--- start of Data records ---
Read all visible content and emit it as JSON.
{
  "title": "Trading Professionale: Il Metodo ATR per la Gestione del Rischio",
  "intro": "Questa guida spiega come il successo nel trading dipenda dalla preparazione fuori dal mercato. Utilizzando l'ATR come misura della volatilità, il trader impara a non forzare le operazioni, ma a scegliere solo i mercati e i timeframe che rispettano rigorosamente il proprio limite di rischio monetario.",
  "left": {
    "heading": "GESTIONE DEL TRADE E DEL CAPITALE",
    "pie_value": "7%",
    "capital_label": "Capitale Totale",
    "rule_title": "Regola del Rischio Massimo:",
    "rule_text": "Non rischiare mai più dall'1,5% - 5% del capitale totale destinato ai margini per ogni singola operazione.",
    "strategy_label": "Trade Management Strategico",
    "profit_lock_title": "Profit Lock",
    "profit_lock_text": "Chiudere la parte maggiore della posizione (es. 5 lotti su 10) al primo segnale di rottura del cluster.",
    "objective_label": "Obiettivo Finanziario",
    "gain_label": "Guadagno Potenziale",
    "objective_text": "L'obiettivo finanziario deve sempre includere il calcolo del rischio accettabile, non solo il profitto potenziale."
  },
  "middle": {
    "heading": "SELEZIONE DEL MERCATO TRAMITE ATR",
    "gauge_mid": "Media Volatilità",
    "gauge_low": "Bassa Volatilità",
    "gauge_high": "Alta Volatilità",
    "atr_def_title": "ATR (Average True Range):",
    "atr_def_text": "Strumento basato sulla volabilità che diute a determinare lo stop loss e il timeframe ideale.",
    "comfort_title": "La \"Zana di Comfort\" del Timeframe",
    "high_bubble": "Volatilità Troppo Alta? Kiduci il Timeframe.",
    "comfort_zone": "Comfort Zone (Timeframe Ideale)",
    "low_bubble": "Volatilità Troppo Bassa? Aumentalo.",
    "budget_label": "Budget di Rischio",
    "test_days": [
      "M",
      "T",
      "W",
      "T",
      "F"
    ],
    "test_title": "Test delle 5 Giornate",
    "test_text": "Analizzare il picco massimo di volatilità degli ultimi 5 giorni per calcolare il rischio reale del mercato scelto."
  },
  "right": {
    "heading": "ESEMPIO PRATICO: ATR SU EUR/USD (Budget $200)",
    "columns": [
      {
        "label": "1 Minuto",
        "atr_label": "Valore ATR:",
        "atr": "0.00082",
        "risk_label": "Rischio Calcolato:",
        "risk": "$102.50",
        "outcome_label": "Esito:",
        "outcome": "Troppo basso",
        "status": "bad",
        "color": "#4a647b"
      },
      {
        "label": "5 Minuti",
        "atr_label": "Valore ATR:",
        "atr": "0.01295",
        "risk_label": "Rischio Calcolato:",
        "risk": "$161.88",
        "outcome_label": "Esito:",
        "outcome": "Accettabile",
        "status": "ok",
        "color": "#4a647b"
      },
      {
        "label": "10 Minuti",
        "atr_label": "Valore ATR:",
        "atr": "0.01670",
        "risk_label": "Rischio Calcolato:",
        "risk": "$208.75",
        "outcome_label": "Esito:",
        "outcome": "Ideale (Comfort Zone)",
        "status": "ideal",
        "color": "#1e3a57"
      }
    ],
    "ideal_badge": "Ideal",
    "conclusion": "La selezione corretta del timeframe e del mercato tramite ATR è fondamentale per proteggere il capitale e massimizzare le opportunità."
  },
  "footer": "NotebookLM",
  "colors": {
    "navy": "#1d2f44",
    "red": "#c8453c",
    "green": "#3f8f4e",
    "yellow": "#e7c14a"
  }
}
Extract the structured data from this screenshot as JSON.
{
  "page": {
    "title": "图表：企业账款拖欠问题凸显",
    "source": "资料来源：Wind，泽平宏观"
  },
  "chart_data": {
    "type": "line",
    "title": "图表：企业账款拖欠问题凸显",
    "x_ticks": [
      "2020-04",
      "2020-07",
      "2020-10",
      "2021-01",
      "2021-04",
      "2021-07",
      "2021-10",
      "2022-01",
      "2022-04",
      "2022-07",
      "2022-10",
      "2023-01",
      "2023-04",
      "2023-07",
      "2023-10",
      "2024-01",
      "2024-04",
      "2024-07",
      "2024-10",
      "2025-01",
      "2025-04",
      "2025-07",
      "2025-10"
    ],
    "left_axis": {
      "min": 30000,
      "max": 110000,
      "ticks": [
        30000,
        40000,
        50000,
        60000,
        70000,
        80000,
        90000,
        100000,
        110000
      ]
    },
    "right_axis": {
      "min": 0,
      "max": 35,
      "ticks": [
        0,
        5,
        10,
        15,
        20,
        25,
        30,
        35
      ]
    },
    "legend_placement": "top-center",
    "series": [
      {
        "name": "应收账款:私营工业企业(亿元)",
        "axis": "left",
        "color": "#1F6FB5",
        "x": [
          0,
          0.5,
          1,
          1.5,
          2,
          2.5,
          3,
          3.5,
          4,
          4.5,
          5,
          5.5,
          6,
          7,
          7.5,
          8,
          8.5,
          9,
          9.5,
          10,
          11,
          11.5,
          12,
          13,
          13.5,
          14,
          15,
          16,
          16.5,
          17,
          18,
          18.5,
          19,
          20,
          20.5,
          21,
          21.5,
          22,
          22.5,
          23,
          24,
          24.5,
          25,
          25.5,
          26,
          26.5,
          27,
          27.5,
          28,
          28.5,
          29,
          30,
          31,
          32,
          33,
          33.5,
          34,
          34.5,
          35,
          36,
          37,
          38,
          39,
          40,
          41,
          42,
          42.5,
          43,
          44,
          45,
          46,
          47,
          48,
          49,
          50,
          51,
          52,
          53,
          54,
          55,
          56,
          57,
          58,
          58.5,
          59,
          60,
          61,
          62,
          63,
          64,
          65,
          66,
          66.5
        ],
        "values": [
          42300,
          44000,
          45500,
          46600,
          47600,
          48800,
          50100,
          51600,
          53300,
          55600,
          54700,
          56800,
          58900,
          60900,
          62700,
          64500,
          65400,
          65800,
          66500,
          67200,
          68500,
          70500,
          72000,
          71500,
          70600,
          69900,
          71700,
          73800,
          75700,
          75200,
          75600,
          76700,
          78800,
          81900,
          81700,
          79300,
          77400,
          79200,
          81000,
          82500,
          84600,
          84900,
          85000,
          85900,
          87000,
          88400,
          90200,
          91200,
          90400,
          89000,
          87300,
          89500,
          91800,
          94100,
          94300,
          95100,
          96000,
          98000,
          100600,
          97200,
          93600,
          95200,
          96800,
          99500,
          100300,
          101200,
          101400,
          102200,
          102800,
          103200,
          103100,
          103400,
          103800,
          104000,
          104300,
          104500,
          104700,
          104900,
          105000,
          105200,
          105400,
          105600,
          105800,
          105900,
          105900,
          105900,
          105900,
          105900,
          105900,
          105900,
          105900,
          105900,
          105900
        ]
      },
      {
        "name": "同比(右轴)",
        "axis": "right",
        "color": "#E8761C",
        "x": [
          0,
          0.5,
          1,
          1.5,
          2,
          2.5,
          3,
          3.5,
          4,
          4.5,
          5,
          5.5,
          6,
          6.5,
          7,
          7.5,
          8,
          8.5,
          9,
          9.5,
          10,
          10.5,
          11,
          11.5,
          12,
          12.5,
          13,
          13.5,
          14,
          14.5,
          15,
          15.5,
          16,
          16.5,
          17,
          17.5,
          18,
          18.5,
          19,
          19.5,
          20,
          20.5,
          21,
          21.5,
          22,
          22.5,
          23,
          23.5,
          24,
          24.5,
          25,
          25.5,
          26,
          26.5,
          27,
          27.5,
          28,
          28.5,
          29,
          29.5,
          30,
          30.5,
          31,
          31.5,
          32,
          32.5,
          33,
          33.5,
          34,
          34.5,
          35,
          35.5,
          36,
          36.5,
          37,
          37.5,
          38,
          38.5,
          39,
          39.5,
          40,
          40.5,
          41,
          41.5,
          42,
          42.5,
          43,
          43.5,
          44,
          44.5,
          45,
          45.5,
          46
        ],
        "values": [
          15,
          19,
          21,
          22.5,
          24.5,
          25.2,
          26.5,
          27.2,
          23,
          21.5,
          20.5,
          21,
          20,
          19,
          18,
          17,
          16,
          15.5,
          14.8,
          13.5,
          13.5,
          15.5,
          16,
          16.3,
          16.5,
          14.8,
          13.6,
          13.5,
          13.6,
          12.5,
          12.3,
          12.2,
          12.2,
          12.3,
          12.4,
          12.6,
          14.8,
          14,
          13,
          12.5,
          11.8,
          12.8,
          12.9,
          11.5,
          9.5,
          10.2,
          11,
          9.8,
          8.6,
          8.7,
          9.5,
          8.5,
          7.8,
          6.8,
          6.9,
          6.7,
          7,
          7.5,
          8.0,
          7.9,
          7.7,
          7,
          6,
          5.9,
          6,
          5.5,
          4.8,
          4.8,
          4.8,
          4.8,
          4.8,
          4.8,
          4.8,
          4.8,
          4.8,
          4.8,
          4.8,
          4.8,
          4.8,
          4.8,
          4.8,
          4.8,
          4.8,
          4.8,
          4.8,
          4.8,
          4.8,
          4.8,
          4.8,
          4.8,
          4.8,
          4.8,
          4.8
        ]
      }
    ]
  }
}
--- end of Data records ---
What is needed - Which lines hold the word "Alta"? Copy each of them from the records.

Exercise response -
    "gauge_high": "Alta Volatilità",
    "high_bubble": "Volatilità Troppo Alta? Kiduci il Timeframe.",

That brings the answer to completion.